What couples need to be aware of when making financial decisions.

If you’re married out of community of property with the accrual system, you will have an ante-nuptial contract in place which sets out the financial consequences of your union. Including the accrual system is a way to ensure that each spouse gains a fair share of whatever the couple has built together when the marriage comes to an end either through divorce or death. Where a couple is married with the accrual system there is no joining of estates, and each spouse has full and exclusive control over their own property while the marriage subsists. But, how does the accrual system affect a couple’s financial planning during the subsistence of the marriage, and what should the couple be aware of when making financial decisions?

Fixed property

If a couple is married with the accrual, each spouse is free to purchase fixed property in their own name (with no spousal consents required) or as co-owners. Regardless of whether the property is purchased individually or jointly, the property will form part of the accrual and will be taken into account when the marriage is dissolved. If a person owns fixed property at the time of entering into an ante-nuptial contract, the value of the property at the time of the marriage should be recorded in the ANC. This is because when the marriage is dissolved the extent to which the property has increased in value from the date of marriage to the date of death/divorce will be included in the accrual calculation – meaning that only the profit is included in the joint estate for accrual purposes. Remember, if the spouse obtained ownership of the property through inheritance before the marriage, such property can be excluded from the accrual in the ante-nuptial contract. Property obtained through inheritance during the marriage is automatically excluded from the accrual. Having said that, a couple is free to tailor-make their antenuptial contract according to their unique needs and, in doing so, can choose to exclude other assets from the accrual including retirement funds or fixed property.

○ ○ ○

### Given problem A:
From the text on couples' financial decisions, translate this sentence into Spanish: "Property obtained through inheritance during the marriage is automatically excluded from the accrual."

[Lines of data]

○ ○ ○

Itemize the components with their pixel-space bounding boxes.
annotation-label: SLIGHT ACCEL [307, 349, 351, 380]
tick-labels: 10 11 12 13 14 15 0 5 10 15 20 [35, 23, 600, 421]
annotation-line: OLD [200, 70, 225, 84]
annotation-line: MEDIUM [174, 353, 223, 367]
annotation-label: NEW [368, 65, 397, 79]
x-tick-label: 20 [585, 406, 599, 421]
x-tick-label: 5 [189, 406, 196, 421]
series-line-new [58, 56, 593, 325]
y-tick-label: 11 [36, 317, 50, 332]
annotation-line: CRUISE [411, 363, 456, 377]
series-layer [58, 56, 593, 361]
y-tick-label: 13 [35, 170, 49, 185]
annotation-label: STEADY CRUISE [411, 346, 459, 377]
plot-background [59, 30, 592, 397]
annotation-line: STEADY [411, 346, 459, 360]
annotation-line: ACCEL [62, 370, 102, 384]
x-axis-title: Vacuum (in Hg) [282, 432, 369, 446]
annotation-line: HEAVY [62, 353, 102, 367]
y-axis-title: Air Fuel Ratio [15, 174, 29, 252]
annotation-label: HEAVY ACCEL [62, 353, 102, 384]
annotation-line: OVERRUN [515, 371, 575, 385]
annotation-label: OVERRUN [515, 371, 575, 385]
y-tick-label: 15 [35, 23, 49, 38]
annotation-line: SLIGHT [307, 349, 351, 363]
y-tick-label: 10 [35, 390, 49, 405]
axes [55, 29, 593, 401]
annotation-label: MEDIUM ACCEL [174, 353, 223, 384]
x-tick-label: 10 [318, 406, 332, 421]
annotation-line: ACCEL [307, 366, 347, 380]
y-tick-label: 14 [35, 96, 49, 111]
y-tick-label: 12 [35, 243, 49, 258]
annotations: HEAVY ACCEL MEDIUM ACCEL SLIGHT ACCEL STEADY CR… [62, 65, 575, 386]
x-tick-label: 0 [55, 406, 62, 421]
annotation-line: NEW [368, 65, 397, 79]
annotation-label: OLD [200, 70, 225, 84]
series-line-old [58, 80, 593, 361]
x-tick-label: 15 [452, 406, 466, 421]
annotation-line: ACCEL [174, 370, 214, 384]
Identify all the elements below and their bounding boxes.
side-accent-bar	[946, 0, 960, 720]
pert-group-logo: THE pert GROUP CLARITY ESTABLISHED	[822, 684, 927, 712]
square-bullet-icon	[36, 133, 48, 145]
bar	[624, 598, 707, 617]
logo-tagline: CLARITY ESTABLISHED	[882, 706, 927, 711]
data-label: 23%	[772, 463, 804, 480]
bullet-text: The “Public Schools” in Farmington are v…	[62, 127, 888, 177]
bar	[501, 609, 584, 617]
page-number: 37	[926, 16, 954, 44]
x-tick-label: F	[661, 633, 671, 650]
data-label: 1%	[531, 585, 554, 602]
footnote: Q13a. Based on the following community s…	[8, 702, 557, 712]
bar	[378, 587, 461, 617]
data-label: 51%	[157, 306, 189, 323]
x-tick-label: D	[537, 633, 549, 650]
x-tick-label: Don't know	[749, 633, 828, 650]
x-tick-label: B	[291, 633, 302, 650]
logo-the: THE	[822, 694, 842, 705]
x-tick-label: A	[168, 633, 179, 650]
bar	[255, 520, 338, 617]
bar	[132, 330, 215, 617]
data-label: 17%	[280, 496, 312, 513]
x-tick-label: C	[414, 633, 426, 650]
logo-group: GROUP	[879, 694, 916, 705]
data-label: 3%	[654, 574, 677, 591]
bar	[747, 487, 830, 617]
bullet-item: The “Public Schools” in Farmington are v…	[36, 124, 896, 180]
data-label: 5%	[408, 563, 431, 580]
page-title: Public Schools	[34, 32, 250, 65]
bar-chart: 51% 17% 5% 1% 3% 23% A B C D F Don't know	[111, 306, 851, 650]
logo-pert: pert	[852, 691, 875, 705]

○ ○ ○

### Given problem B:
Please set down, word for word, the records from their first line up to and including the line with "annotation-line: MEDIUM [174, 353, 223, 367]".

### Finished answer A:
Los bienes obtenidos por herencia durante el matrimonio quedan excluidos automáticamente del sistema de participación en las ganancias.

### Finished answer B:
Itemize the components with their pixel-space bounding boxes.
annotation-label: SLIGHT ACCEL [307, 349, 351, 380]
tick-labels: 10 11 12 13 14 15 0 5 10 15 20 [35, 23, 600, 421]
annotation-line: OLD [200, 70, 225, 84]
annotation-line: MEDIUM [174, 353, 223, 367]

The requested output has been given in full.